### Challenge
Recast every line of the rows below as a numbered list, omitting any blank lines.

### Supplied entries
——————————

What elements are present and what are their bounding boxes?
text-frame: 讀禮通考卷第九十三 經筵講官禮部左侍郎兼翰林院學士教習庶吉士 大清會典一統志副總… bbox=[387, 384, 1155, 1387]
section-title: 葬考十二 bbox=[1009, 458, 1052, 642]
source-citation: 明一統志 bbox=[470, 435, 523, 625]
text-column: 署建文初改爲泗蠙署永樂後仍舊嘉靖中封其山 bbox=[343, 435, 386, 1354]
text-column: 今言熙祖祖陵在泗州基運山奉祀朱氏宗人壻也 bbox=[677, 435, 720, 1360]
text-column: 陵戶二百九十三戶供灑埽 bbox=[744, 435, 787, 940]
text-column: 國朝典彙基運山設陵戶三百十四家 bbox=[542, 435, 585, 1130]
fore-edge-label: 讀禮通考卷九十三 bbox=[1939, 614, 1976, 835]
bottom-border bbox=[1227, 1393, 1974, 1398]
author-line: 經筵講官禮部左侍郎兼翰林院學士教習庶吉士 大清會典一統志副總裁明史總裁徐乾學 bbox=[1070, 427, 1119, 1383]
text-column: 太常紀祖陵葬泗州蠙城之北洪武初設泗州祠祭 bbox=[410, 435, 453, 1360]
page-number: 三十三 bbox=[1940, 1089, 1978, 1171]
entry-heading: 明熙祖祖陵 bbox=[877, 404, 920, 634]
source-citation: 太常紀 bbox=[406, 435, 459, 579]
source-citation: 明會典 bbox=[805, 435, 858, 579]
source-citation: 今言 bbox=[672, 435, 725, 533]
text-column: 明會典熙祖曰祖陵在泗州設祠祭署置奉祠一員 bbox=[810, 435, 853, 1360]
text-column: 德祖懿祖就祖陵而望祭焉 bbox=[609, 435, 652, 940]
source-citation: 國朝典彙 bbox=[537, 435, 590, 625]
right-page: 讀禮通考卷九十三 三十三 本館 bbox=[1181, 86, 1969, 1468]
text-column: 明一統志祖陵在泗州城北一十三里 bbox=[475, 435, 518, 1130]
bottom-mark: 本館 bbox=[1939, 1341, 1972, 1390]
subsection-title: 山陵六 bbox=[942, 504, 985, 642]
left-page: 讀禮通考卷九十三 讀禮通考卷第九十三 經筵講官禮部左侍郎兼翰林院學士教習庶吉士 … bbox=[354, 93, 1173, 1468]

——————————

### Written reply
1. What elements are present and what are their bounding boxes?
2. text-frame: 讀禮通考卷第九十三 經筵講官禮部左侍郎兼翰林院學士教習庶吉士 大清會典一統志副總… bbox=[387, 384, 1155, 1387]
3. section-title: 葬考十二 bbox=[1009, 458, 1052, 642]
4. source-citation: 明一統志 bbox=[470, 435, 523, 625]
5. text-column: 署建文初改爲泗蠙署永樂後仍舊嘉靖中封其山 bbox=[343, 435, 386, 1354]
6. text-column: 今言熙祖祖陵在泗州基運山奉祀朱氏宗人壻也 bbox=[677, 435, 720, 1360]
7. text-column: 陵戶二百九十三戶供灑埽 bbox=[744, 435, 787, 940]
8. text-column: 國朝典彙基運山設陵戶三百十四家 bbox=[542, 435, 585, 1130]
9. fore-edge-label: 讀禮通考卷九十三 bbox=[1939, 614, 1976, 835]
10. bottom-border bbox=[1227, 1393, 1974, 1398]
11. author-line: 經筵講官禮部左侍郎兼翰林院學士教習庶吉士 大清會典一統志副總裁明史總裁徐乾學 bbox=[1070, 427, 1119, 1383]
12. text-column: 太常紀祖陵葬泗州蠙城之北洪武初設泗州祠祭 bbox=[410, 435, 453, 1360]
13. page-number: 三十三 bbox=[1940, 1089, 1978, 1171]
14. entry-heading: 明熙祖祖陵 bbox=[877, 404, 920, 634]
15. source-citation: 太常紀 bbox=[406, 435, 459, 579]
16. source-citation: 明會典 bbox=[805, 435, 858, 579]
17. source-citation: 今言 bbox=[672, 435, 725, 533]
18. text-column: 明會典熙祖曰祖陵在泗州設祠祭署置奉祠一員 bbox=[810, 435, 853, 1360]
19. text-column: 德祖懿祖就祖陵而望祭焉 bbox=[609, 435, 652, 940]
20. source-citation: 國朝典彙 bbox=[537, 435, 590, 625]
21. right-page: 讀禮通考卷九十三 三十三 本館 bbox=[1181, 86, 1969, 1468]
22. text-column: 明一統志祖陵在泗州城北一十三里 bbox=[475, 435, 518, 1130]
23. bottom-mark: 本館 bbox=[1939, 1341, 1972, 1390]
24. subsection-title: 山陵六 bbox=[942, 504, 985, 642]
25. left-page: 讀禮通考卷九十三 讀禮通考卷第九十三 經筵講官禮部左侍郎兼翰林院學士教習庶吉士 … bbox=[354, 93, 1173, 1468]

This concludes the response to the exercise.